- _Records for the exercise_
______________________________

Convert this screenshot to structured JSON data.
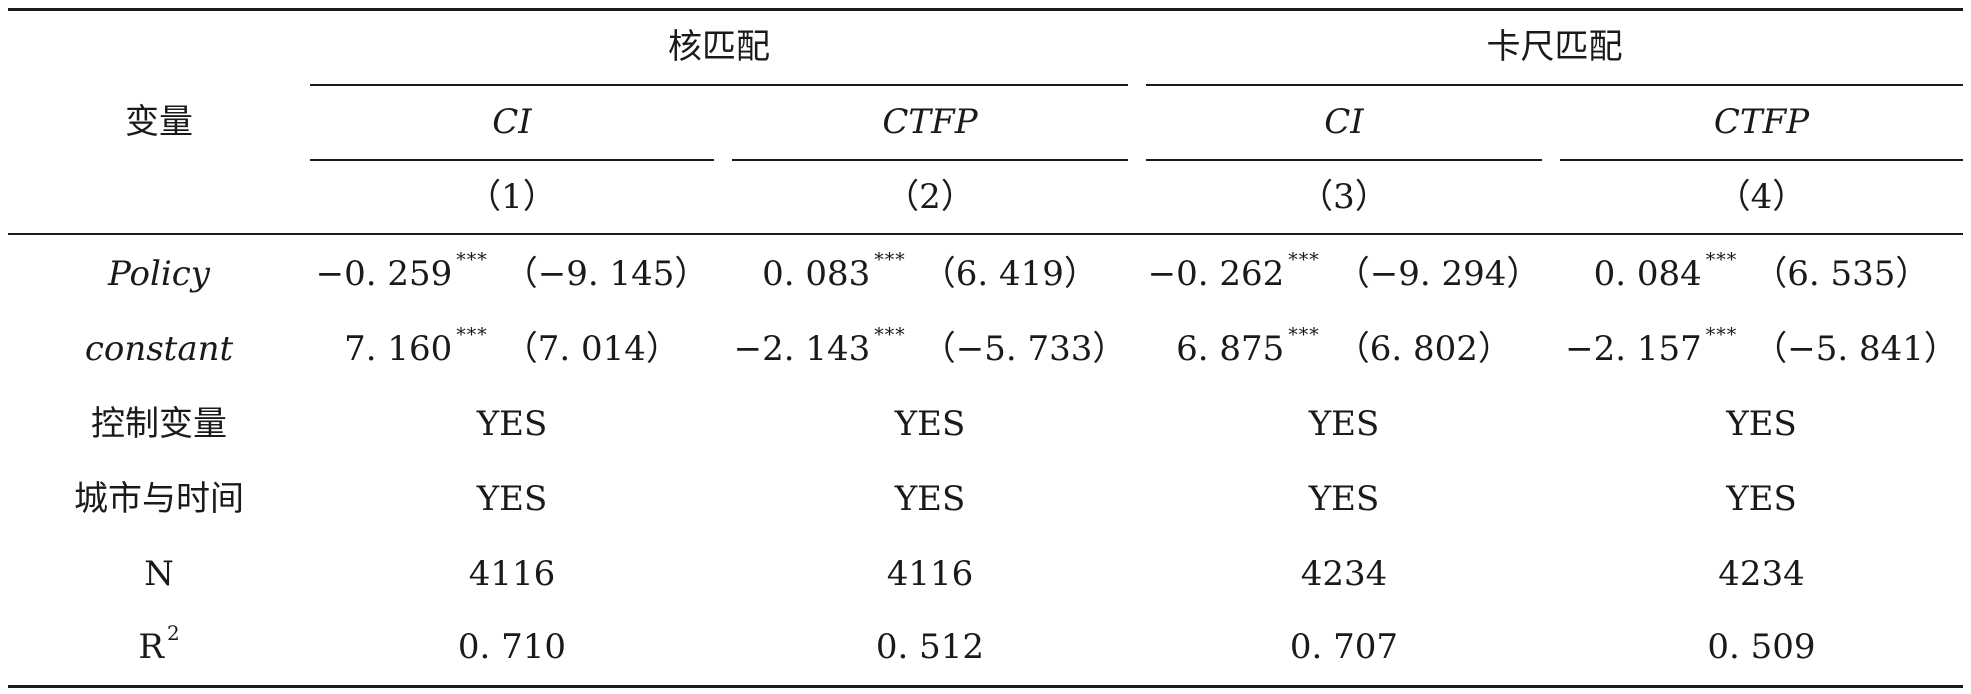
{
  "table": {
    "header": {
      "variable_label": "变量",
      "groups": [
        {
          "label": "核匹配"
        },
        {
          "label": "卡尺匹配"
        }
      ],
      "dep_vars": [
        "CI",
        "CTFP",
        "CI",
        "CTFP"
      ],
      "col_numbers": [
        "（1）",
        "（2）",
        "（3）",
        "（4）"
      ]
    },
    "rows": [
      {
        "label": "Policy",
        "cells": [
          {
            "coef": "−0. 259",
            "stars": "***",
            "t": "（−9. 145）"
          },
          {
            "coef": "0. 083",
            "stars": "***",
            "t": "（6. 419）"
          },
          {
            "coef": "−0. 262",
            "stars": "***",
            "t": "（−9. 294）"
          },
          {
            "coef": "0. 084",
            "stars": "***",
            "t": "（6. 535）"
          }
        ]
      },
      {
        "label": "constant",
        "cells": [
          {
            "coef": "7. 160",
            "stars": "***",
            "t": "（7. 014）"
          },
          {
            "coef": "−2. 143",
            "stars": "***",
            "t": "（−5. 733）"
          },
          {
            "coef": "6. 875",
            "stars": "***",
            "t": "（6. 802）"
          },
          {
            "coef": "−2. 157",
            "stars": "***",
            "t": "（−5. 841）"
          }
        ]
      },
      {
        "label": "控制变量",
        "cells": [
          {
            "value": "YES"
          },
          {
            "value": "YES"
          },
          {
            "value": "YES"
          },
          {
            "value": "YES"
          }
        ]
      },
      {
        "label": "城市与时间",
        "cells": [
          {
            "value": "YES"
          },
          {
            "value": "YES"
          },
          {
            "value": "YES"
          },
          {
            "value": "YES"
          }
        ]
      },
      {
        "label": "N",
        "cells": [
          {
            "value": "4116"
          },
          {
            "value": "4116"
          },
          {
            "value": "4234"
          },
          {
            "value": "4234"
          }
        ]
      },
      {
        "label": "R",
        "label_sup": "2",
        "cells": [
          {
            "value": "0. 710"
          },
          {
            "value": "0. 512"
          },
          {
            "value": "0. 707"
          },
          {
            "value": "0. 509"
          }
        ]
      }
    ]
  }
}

______________________________

- _Task statement_
Without the pictures, retype the whole of the material above exactly.

- _The solution_
Convert this screenshot to structured JSON data.
{
  "table": {
    "header": {
      "variable_label": "变量",
      "groups": [
        {
          "label": "核匹配"
        },
        {
          "label": "卡尺匹配"
        }
      ],
      "dep_vars": [
        "CI",
        "CTFP",
        "CI",
        "CTFP"
      ],
      "col_numbers": [
        "（1）",
        "（2）",
        "（3）",
        "（4）"
      ]
    },
    "rows": [
      {
        "label": "Policy",
        "cells": [
          {
            "coef": "−0. 259",
            "stars": "***",
            "t": "（−9. 145）"
          },
          {
            "coef": "0. 083",
            "stars": "***",
            "t": "（6. 419）"
          },
          {
            "coef": "−0. 262",
            "stars": "***",
            "t": "（−9. 294）"
          },
          {
            "coef": "0. 084",
            "stars": "***",
            "t": "（6. 535）"
          }
        ]
      },
      {
        "label": "constant",
        "cells": [
          {
            "coef": "7. 160",
            "stars": "***",
            "t": "（7. 014）"
          },
          {
            "coef": "−2. 143",
            "stars": "***",
            "t": "（−5. 733）"
          },
          {
            "coef": "6. 875",
            "stars": "***",
            "t": "（6. 802）"
          },
          {
            "coef": "−2. 157",
            "stars": "***",
            "t": "（−5. 841）"
          }
        ]
      },
      {
        "label": "控制变量",
        "cells": [
          {
            "value": "YES"
          },
          {
            "value": "YES"
          },
          {
            "value": "YES"
          },
          {
            "value": "YES"
          }
        ]
      },
      {
        "label": "城市与时间",
        "cells": [
          {
            "value": "YES"
          },
          {
            "value": "YES"
          },
          {
            "value": "YES"
          },
          {
            "value": "YES"
          }
        ]
      },
      {
        "label": "N",
        "cells": [
          {
            "value": "4116"
          },
          {
            "value": "4116"
          },
          {
            "value": "4234"
          },
          {
            "value": "4234"
          }
        ]
      },
      {
        "label": "R",
        "label_sup": "2",
        "cells": [
          {
            "value": "0. 710"
          },
          {
            "value": "0. 512"
          },
          {
            "value": "0. 707"
          },
          {
            "value": "0. 509"
          }
        ]
      }
    ]
  }
}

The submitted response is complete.